What needs to be done
Please print the records below word for word.

Recorded information

■ ■ ■ ■ ■

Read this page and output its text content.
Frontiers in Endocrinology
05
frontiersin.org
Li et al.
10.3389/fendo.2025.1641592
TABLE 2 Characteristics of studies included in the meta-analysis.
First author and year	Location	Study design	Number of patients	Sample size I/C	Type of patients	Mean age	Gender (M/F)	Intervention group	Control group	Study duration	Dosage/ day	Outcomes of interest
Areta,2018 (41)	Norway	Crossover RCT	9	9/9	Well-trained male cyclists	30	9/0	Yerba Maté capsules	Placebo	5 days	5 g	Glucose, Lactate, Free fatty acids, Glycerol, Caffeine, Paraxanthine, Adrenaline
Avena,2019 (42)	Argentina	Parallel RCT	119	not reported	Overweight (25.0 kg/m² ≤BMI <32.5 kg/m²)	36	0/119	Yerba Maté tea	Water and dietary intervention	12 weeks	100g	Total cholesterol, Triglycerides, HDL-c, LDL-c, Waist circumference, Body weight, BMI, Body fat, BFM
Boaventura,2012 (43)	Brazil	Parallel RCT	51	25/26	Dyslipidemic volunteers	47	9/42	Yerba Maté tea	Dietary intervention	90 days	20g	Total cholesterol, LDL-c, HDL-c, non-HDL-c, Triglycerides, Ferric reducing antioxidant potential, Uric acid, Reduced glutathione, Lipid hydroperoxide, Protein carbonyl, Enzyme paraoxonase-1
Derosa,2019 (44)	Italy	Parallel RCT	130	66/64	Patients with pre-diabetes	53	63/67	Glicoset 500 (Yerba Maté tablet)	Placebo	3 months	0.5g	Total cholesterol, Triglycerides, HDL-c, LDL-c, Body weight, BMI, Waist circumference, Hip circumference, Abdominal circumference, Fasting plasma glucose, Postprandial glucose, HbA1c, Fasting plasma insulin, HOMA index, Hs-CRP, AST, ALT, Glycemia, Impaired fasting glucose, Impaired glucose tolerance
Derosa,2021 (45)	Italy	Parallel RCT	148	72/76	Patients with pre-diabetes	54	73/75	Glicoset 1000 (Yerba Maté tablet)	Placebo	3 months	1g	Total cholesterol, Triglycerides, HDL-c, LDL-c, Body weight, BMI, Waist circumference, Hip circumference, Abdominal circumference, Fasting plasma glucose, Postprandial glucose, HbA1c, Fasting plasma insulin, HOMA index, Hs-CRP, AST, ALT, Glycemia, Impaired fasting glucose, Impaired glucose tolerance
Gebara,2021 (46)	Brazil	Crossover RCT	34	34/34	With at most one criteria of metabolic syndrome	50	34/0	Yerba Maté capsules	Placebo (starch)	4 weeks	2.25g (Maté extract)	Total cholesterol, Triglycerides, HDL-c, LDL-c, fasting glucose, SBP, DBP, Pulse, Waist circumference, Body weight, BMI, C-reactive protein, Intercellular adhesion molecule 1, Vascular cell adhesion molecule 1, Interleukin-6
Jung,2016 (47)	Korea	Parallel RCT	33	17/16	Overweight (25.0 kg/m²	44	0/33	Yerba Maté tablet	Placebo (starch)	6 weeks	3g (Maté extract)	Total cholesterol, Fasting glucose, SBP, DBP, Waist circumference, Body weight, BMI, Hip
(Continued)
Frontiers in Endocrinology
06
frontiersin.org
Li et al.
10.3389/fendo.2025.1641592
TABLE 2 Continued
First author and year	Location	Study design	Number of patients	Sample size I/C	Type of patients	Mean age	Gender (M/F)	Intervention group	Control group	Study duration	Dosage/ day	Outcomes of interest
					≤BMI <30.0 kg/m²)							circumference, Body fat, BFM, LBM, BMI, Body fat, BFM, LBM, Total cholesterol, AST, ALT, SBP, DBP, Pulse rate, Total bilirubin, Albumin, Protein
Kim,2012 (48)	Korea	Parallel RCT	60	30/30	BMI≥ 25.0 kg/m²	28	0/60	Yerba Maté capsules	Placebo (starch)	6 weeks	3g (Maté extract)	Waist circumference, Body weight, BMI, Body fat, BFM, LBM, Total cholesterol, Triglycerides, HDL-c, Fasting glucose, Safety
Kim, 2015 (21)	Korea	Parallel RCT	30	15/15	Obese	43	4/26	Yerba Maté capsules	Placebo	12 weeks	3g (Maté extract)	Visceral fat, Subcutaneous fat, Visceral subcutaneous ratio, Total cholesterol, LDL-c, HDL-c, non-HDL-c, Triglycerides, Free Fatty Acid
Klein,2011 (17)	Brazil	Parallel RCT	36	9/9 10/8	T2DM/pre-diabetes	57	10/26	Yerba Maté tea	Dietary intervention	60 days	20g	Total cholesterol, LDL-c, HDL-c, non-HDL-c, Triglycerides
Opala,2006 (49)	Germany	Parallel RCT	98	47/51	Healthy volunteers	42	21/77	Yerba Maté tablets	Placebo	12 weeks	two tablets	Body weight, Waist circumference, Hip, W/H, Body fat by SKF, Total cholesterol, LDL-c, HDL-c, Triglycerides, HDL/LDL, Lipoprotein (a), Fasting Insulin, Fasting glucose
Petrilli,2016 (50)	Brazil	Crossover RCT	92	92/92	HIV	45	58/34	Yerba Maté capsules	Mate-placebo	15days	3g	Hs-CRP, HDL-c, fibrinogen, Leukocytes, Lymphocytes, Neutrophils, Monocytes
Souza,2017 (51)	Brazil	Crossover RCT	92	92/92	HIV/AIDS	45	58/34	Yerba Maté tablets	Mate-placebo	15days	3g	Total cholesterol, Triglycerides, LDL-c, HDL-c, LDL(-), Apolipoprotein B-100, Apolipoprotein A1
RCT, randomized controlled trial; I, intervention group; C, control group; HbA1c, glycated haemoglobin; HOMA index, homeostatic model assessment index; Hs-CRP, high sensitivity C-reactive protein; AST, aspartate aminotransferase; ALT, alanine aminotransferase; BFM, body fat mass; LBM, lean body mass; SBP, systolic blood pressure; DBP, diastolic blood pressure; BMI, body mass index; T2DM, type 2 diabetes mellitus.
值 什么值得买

■ ■ ■ ■ ■

Written answer
Read this page and output its text content.
Frontiers in Endocrinology
05
frontiersin.org
Li et al.
10.3389/fendo.2025.1641592
TABLE 2 Characteristics of studies included in the meta-analysis.
First author and year	Location	Study design	Number of patients	Sample size I/C	Type of patients	Mean age	Gender (M/F)	Intervention group	Control group	Study duration	Dosage/ day	Outcomes of interest
Areta,2018 (41)	Norway	Crossover RCT	9	9/9	Well-trained male cyclists	30	9/0	Yerba Maté capsules	Placebo	5 days	5 g	Glucose, Lactate, Free fatty acids, Glycerol, Caffeine, Paraxanthine, Adrenaline
Avena,2019 (42)	Argentina	Parallel RCT	119	not reported	Overweight (25.0 kg/m² ≤BMI <32.5 kg/m²)	36	0/119	Yerba Maté tea	Water and dietary intervention	12 weeks	100g	Total cholesterol, Triglycerides, HDL-c, LDL-c, Waist circumference, Body weight, BMI, Body fat, BFM
Boaventura,2012 (43)	Brazil	Parallel RCT	51	25/26	Dyslipidemic volunteers	47	9/42	Yerba Maté tea	Dietary intervention	90 days	20g	Total cholesterol, LDL-c, HDL-c, non-HDL-c, Triglycerides, Ferric reducing antioxidant potential, Uric acid, Reduced glutathione, Lipid hydroperoxide, Protein carbonyl, Enzyme paraoxonase-1
Derosa,2019 (44)	Italy	Parallel RCT	130	66/64	Patients with pre-diabetes	53	63/67	Glicoset 500 (Yerba Maté tablet)	Placebo	3 months	0.5g	Total cholesterol, Triglycerides, HDL-c, LDL-c, Body weight, BMI, Waist circumference, Hip circumference, Abdominal circumference, Fasting plasma glucose, Postprandial glucose, HbA1c, Fasting plasma insulin, HOMA index, Hs-CRP, AST, ALT, Glycemia, Impaired fasting glucose, Impaired glucose tolerance
Derosa,2021 (45)	Italy	Parallel RCT	148	72/76	Patients with pre-diabetes	54	73/75	Glicoset 1000 (Yerba Maté tablet)	Placebo	3 months	1g	Total cholesterol, Triglycerides, HDL-c, LDL-c, Body weight, BMI, Waist circumference, Hip circumference, Abdominal circumference, Fasting plasma glucose, Postprandial glucose, HbA1c, Fasting plasma insulin, HOMA index, Hs-CRP, AST, ALT, Glycemia, Impaired fasting glucose, Impaired glucose tolerance
Gebara,2021 (46)	Brazil	Crossover RCT	34	34/34	With at most one criteria of metabolic syndrome	50	34/0	Yerba Maté capsules	Placebo (starch)	4 weeks	2.25g (Maté extract)	Total cholesterol, Triglycerides, HDL-c, LDL-c, fasting glucose, SBP, DBP, Pulse, Waist circumference, Body weight, BMI, C-reactive protein, Intercellular adhesion molecule 1, Vascular cell adhesion molecule 1, Interleukin-6
Jung,2016 (47)	Korea	Parallel RCT	33	17/16	Overweight (25.0 kg/m²	44	0/33	Yerba Maté tablet	Placebo (starch)	6 weeks	3g (Maté extract)	Total cholesterol, Fasting glucose, SBP, DBP, Waist circumference, Body weight, BMI, Hip
(Continued)
Frontiers in Endocrinology
06
frontiersin.org
Li et al.
10.3389/fendo.2025.1641592
TABLE 2 Continued
First author and year	Location	Study design	Number of patients	Sample size I/C	Type of patients	Mean age	Gender (M/F)	Intervention group	Control group	Study duration	Dosage/ day	Outcomes of interest
					≤BMI <30.0 kg/m²)							circumference, Body fat, BFM, LBM, BMI, Body fat, BFM, LBM, Total cholesterol, AST, ALT, SBP, DBP, Pulse rate, Total bilirubin, Albumin, Protein
Kim,2012 (48)	Korea	Parallel RCT	60	30/30	BMI≥ 25.0 kg/m²	28	0/60	Yerba Maté capsules	Placebo (starch)	6 weeks	3g (Maté extract)	Waist circumference, Body weight, BMI, Body fat, BFM, LBM, Total cholesterol, Triglycerides, HDL-c, Fasting glucose, Safety
Kim, 2015 (21)	Korea	Parallel RCT	30	15/15	Obese	43	4/26	Yerba Maté capsules	Placebo	12 weeks	3g (Maté extract)	Visceral fat, Subcutaneous fat, Visceral subcutaneous ratio, Total cholesterol, LDL-c, HDL-c, non-HDL-c, Triglycerides, Free Fatty Acid
Klein,2011 (17)	Brazil	Parallel RCT	36	9/9 10/8	T2DM/pre-diabetes	57	10/26	Yerba Maté tea	Dietary intervention	60 days	20g	Total cholesterol, LDL-c, HDL-c, non-HDL-c, Triglycerides
Opala,2006 (49)	Germany	Parallel RCT	98	47/51	Healthy volunteers	42	21/77	Yerba Maté tablets	Placebo	12 weeks	two tablets	Body weight, Waist circumference, Hip, W/H, Body fat by SKF, Total cholesterol, LDL-c, HDL-c, Triglycerides, HDL/LDL, Lipoprotein (a), Fasting Insulin, Fasting glucose
Petrilli,2016 (50)	Brazil	Crossover RCT	92	92/92	HIV	45	58/34	Yerba Maté capsules	Mate-placebo	15days	3g	Hs-CRP, HDL-c, fibrinogen, Leukocytes, Lymphocytes, Neutrophils, Monocytes
Souza,2017 (51)	Brazil	Crossover RCT	92	92/92	HIV/AIDS	45	58/34	Yerba Maté tablets	Mate-placebo	15days	3g	Total cholesterol, Triglycerides, LDL-c, HDL-c, LDL(-), Apolipoprotein B-100, Apolipoprotein A1
RCT, randomized controlled trial; I, intervention group; C, control group; HbA1c, glycated haemoglobin; HOMA index, homeostatic model assessment index; Hs-CRP, high sensitivity C-reactive protein; AST, aspartate aminotransferase; ALT, alanine aminotransferase; BFM, body fat mass; LBM, lean body mass; SBP, systolic blood pressure; DBP, diastolic blood pressure; BMI, body mass index; T2DM, type 2 diabetes mellitus.
值 什么值得买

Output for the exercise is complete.